- Problem details
Carry none of the pictures over; write out the complete data exactly.

- Records supplied

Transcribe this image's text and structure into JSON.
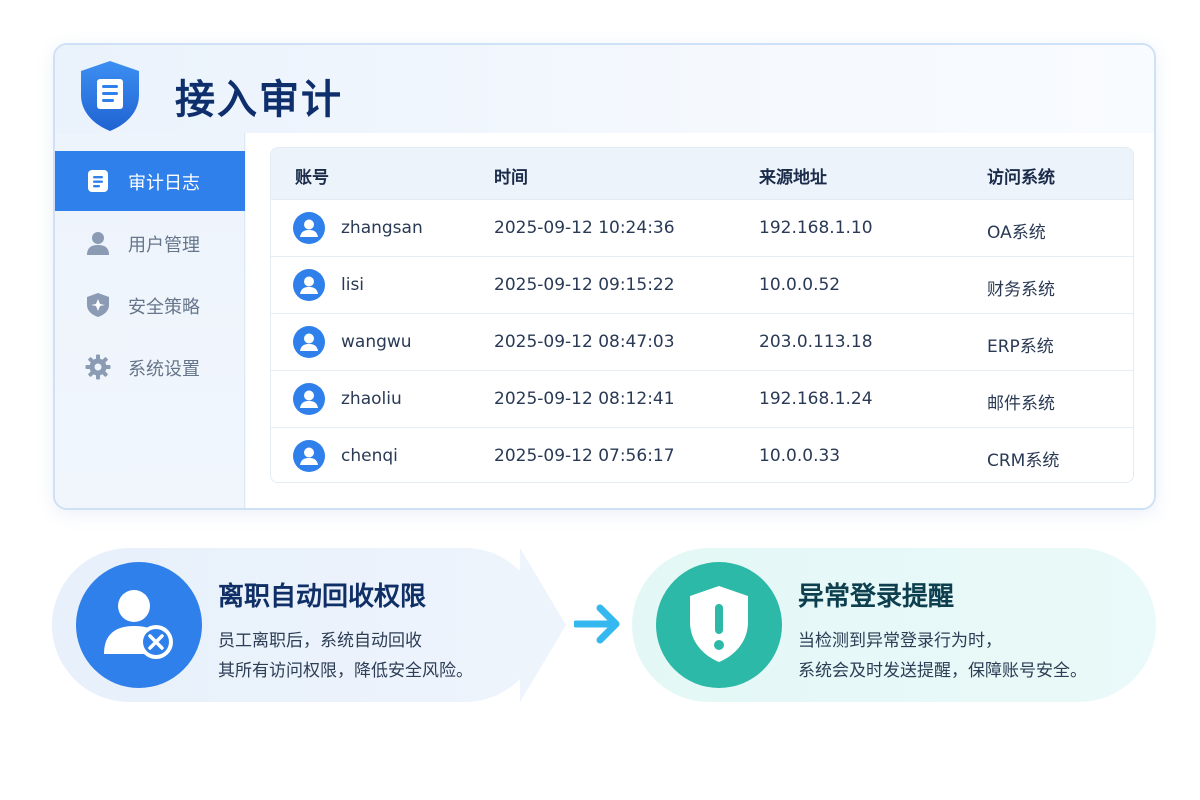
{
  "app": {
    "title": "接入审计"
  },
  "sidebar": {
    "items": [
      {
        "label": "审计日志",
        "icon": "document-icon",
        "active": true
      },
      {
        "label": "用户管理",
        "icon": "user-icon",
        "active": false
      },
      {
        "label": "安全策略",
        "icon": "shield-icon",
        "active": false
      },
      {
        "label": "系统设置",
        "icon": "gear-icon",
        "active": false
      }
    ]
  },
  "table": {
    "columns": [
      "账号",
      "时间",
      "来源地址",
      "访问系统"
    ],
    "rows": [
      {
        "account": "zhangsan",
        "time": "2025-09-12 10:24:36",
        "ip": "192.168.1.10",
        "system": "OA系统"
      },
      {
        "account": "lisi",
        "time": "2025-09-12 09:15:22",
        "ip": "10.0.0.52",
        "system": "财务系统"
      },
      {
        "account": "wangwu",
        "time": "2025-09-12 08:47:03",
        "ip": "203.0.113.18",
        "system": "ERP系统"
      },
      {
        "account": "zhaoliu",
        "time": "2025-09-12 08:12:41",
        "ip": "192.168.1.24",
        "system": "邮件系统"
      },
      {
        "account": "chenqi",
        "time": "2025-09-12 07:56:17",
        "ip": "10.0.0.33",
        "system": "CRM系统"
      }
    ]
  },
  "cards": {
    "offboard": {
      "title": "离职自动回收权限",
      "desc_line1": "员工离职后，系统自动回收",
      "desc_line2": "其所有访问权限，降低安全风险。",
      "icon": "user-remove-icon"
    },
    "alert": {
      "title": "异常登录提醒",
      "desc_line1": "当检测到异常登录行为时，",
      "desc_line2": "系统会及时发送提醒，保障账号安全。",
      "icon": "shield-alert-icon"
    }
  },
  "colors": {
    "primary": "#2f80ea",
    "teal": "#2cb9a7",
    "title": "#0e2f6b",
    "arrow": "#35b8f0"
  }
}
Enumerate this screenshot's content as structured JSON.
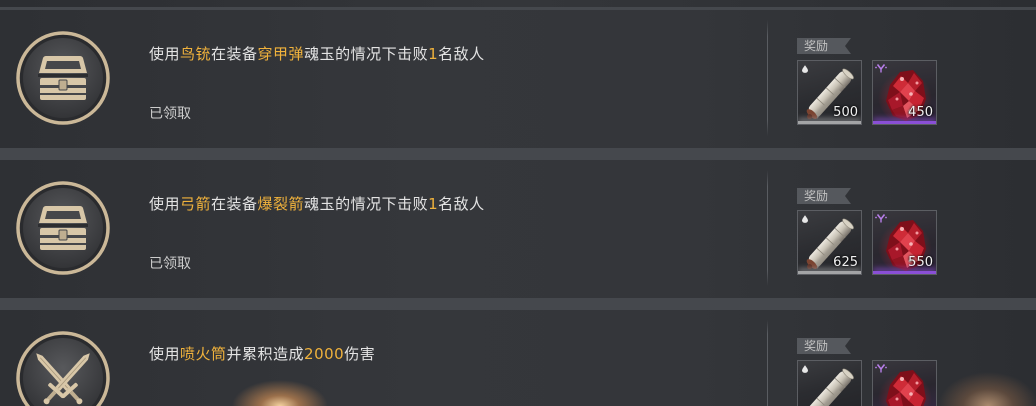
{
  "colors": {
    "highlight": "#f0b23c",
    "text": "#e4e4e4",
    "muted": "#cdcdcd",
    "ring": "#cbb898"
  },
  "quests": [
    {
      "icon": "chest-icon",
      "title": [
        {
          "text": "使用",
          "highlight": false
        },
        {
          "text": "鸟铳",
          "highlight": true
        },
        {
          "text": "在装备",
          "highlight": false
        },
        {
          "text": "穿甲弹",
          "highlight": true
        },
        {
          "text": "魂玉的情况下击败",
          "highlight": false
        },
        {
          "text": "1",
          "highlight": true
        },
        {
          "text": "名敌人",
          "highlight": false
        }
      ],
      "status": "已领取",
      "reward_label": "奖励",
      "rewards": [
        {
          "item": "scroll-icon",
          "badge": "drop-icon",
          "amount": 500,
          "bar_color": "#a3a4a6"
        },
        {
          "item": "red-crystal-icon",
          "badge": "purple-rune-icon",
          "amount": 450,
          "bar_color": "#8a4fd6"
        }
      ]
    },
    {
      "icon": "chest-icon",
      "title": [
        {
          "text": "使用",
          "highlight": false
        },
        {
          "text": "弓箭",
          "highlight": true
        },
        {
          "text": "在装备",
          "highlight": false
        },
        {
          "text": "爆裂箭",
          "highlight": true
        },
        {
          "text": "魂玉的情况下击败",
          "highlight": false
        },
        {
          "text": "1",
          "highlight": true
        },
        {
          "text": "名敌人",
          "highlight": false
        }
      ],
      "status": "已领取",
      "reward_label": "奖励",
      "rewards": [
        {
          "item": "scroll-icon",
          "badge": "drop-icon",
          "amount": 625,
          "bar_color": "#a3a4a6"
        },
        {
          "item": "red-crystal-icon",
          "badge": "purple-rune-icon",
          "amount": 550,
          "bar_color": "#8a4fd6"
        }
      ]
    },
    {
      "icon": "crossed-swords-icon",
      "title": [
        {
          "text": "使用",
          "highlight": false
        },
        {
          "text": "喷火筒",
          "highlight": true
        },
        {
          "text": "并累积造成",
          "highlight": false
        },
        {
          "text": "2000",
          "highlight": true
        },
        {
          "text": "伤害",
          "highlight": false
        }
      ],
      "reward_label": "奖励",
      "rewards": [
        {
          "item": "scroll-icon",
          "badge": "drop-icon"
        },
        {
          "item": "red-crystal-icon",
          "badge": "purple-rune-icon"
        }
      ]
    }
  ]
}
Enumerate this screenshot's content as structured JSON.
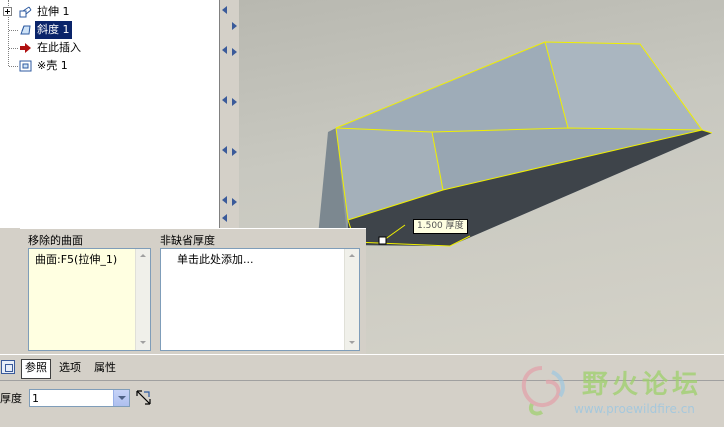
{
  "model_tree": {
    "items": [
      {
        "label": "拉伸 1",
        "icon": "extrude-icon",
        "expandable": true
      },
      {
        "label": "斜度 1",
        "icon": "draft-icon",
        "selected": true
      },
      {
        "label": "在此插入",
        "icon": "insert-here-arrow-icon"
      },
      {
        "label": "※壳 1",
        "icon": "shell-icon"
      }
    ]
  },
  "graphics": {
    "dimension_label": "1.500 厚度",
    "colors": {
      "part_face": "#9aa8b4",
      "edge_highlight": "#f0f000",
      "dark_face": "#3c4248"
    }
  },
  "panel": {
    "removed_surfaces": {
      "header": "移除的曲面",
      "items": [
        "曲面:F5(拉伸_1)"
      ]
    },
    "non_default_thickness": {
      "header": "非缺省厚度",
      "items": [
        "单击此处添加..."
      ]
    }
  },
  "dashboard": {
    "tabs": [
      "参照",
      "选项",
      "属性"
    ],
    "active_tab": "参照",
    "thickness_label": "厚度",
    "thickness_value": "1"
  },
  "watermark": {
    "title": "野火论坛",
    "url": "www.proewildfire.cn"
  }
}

- Response to the task
Transcribe this image's text and structure into JSON.
{
  "app": {
    "title": "接入审计"
  },
  "sidebar": {
    "items": [
      {
        "label": "审计日志",
        "icon": "document-icon",
        "active": true
      },
      {
        "label": "用户管理",
        "icon": "user-icon",
        "active": false
      },
      {
        "label": "安全策略",
        "icon": "shield-icon",
        "active": false
      },
      {
        "label": "系统设置",
        "icon": "gear-icon",
        "active": false
      }
    ]
  },
  "table": {
    "columns": [
      "账号",
      "时间",
      "来源地址",
      "访问系统"
    ],
    "rows": [
      {
        "account": "zhangsan",
        "time": "2025-09-12 10:24:36",
        "ip": "192.168.1.10",
        "system": "OA系统"
      },
      {
        "account": "lisi",
        "time": "2025-09-12 09:15:22",
        "ip": "10.0.0.52",
        "system": "财务系统"
      },
      {
        "account": "wangwu",
        "time": "2025-09-12 08:47:03",
        "ip": "203.0.113.18",
        "system": "ERP系统"
      },
      {
        "account": "zhaoliu",
        "time": "2025-09-12 08:12:41",
        "ip": "192.168.1.24",
        "system": "邮件系统"
      },
      {
        "account": "chenqi",
        "time": "2025-09-12 07:56:17",
        "ip": "10.0.0.33",
        "system": "CRM系统"
      }
    ]
  },
  "cards": {
    "offboard": {
      "title": "离职自动回收权限",
      "desc_line1": "员工离职后，系统自动回收",
      "desc_line2": "其所有访问权限，降低安全风险。",
      "icon": "user-remove-icon"
    },
    "alert": {
      "title": "异常登录提醒",
      "desc_line1": "当检测到异常登录行为时，",
      "desc_line2": "系统会及时发送提醒，保障账号安全。",
      "icon": "shield-alert-icon"
    }
  },
  "colors": {
    "primary": "#2f80ea",
    "teal": "#2cb9a7",
    "title": "#0e2f6b",
    "arrow": "#35b8f0"
  }
}
Enumerate this screenshot's content as structured JSON.
{
  "colors": {
    "highlight": "#f0b23c",
    "text": "#e4e4e4",
    "muted": "#cdcdcd",
    "ring": "#cbb898"
  },
  "quests": [
    {
      "icon": "chest-icon",
      "title": [
        {
          "text": "使用",
          "highlight": false
        },
        {
          "text": "鸟铳",
          "highlight": true
        },
        {
          "text": "在装备",
          "highlight": false
        },
        {
          "text": "穿甲弹",
          "highlight": true
        },
        {
          "text": "魂玉的情况下击败",
          "highlight": false
        },
        {
          "text": "1",
          "highlight": true
        },
        {
          "text": "名敌人",
          "highlight": false
        }
      ],
      "status": "已领取",
      "reward_label": "奖励",
      "rewards": [
        {
          "item": "scroll-icon",
          "badge": "drop-icon",
          "amount": 500,
          "bar_color": "#a3a4a6"
        },
        {
          "item": "red-crystal-icon",
          "badge": "purple-rune-icon",
          "amount": 450,
          "bar_color": "#8a4fd6"
        }
      ]
    },
    {
      "icon": "chest-icon",
      "title": [
        {
          "text": "使用",
          "highlight": false
        },
        {
          "text": "弓箭",
          "highlight": true
        },
        {
          "text": "在装备",
          "highlight": false
        },
        {
          "text": "爆裂箭",
          "highlight": true
        },
        {
          "text": "魂玉的情况下击败",
          "highlight": false
        },
        {
          "text": "1",
          "highlight": true
        },
        {
          "text": "名敌人",
          "highlight": false
        }
      ],
      "status": "已领取",
      "reward_label": "奖励",
      "rewards": [
        {
          "item": "scroll-icon",
          "badge": "drop-icon",
          "amount": 625,
          "bar_color": "#a3a4a6"
        },
        {
          "item": "red-crystal-icon",
          "badge": "purple-rune-icon",
          "amount": 550,
          "bar_color": "#8a4fd6"
        }
      ]
    },
    {
      "icon": "crossed-swords-icon",
      "title": [
        {
          "text": "使用",
          "highlight": false
        },
        {
          "text": "喷火筒",
          "highlight": true
        },
        {
          "text": "并累积造成",
          "highlight": false
        },
        {
          "text": "2000",
          "highlight": true
        },
        {
          "text": "伤害",
          "highlight": false
        }
      ],
      "reward_label": "奖励",
      "rewards": [
        {
          "item": "scroll-icon",
          "badge": "drop-icon"
        },
        {
          "item": "red-crystal-icon",
          "badge": "purple-rune-icon"
        }
      ]
    }
  ]
}
Enumerate this screenshot's content as structured JSON.
{
  "model_tree": {
    "items": [
      {
        "label": "拉伸 1",
        "icon": "extrude-icon",
        "expandable": true
      },
      {
        "label": "斜度 1",
        "icon": "draft-icon",
        "selected": true
      },
      {
        "label": "在此插入",
        "icon": "insert-here-arrow-icon"
      },
      {
        "label": "※壳 1",
        "icon": "shell-icon"
      }
    ]
  },
  "graphics": {
    "dimension_label": "1.500 厚度",
    "colors": {
      "part_face": "#9aa8b4",
      "edge_highlight": "#f0f000",
      "dark_face": "#3c4248"
    }
  },
  "panel": {
    "removed_surfaces": {
      "header": "移除的曲面",
      "items": [
        "曲面:F5(拉伸_1)"
      ]
    },
    "non_default_thickness": {
      "header": "非缺省厚度",
      "items": [
        "单击此处添加..."
      ]
    }
  },
  "dashboard": {
    "tabs": [
      "参照",
      "选项",
      "属性"
    ],
    "active_tab": "参照",
    "thickness_label": "厚度",
    "thickness_value": "1"
  },
  "watermark": {
    "title": "野火论坛",
    "url": "www.proewildfire.cn"
  }
}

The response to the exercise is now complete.